Give all of the lines again, with nothing added or dropped.

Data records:
++++++++

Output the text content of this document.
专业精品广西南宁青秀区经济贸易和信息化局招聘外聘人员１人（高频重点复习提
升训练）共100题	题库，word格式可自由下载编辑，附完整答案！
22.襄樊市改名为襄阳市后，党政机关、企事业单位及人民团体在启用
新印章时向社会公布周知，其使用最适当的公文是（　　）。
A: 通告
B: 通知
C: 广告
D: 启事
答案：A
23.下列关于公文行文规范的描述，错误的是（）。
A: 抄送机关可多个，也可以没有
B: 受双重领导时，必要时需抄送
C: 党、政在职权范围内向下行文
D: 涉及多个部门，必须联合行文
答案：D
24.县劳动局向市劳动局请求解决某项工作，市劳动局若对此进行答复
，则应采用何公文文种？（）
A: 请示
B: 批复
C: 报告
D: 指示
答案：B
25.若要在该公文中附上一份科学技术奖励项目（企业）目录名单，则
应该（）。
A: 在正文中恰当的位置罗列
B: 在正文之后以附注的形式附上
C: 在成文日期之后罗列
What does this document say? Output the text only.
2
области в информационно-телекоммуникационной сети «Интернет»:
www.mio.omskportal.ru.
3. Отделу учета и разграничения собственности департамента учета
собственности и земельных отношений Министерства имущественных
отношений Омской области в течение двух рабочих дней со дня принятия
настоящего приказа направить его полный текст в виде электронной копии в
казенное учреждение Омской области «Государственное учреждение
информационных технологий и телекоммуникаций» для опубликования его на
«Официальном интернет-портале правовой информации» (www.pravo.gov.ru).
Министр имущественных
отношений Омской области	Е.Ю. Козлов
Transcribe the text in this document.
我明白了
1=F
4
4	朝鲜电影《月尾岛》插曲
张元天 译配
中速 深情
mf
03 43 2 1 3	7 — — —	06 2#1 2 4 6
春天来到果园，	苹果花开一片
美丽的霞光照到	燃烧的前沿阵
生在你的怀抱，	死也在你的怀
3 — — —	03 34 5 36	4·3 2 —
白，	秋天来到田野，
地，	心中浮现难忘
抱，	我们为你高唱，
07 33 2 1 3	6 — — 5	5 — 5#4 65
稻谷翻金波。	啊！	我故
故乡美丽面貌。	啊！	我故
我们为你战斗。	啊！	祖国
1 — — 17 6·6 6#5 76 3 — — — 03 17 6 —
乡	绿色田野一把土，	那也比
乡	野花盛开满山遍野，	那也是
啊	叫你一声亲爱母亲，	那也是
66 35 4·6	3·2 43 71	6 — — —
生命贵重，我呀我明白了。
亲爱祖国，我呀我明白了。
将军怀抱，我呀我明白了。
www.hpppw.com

++++++++

Solved problem:
Output the text content of this document.
专业精品广西南宁青秀区经济贸易和信息化局招聘外聘人员１人（高频重点复习提
升训练）共100题	题库，word格式可自由下载编辑，附完整答案！
22.襄樊市改名为襄阳市后，党政机关、企事业单位及人民团体在启用
新印章时向社会公布周知，其使用最适当的公文是（　　）。
A: 通告
B: 通知
C: 广告
D: 启事
答案：A
23.下列关于公文行文规范的描述，错误的是（）。
A: 抄送机关可多个，也可以没有
B: 受双重领导时，必要时需抄送
C: 党、政在职权范围内向下行文
D: 涉及多个部门，必须联合行文
答案：D
24.县劳动局向市劳动局请求解决某项工作，市劳动局若对此进行答复
，则应采用何公文文种？（）
A: 请示
B: 批复
C: 报告
D: 指示
答案：B
25.若要在该公文中附上一份科学技术奖励项目（企业）目录名单，则
应该（）。
A: 在正文中恰当的位置罗列
B: 在正文之后以附注的形式附上
C: 在成文日期之后罗列
What does this document say? Output the text only.
2
области в информационно-телекоммуникационной сети «Интернет»:
www.mio.omskportal.ru.
3. Отделу учета и разграничения собственности департамента учета
собственности и земельных отношений Министерства имущественных
отношений Омской области в течение двух рабочих дней со дня принятия
настоящего приказа направить его полный текст в виде электронной копии в
казенное учреждение Омской области «Государственное учреждение
информационных технологий и телекоммуникаций» для опубликования его на
«Официальном интернет-портале правовой информации» (www.pravo.gov.ru).
Министр имущественных
отношений Омской области	Е.Ю. Козлов
Transcribe the text in this document.
我明白了
1=F
4
4	朝鲜电影《月尾岛》插曲
张元天 译配
中速 深情
mf
03 43 2 1 3	7 — — —	06 2#1 2 4 6
春天来到果园，	苹果花开一片
美丽的霞光照到	燃烧的前沿阵
生在你的怀抱，	死也在你的怀
3 — — —	03 34 5 36	4·3 2 —
白，	秋天来到田野，
地，	心中浮现难忘
抱，	我们为你高唱，
07 33 2 1 3	6 — — 5	5 — 5#4 65
稻谷翻金波。	啊！	我故
故乡美丽面貌。	啊！	我故
我们为你战斗。	啊！	祖国
1 — — 17 6·6 6#5 76 3 — — — 03 17 6 —
乡	绿色田野一把土，	那也比
乡	野花盛开满山遍野，	那也是
啊	叫你一声亲爱母亲，	那也是
66 35 4·6	3·2 43 71	6 — — —
生命贵重，我呀我明白了。
亲爱祖国，我呀我明白了。
将军怀抱，我呀我明白了。
www.hpppw.com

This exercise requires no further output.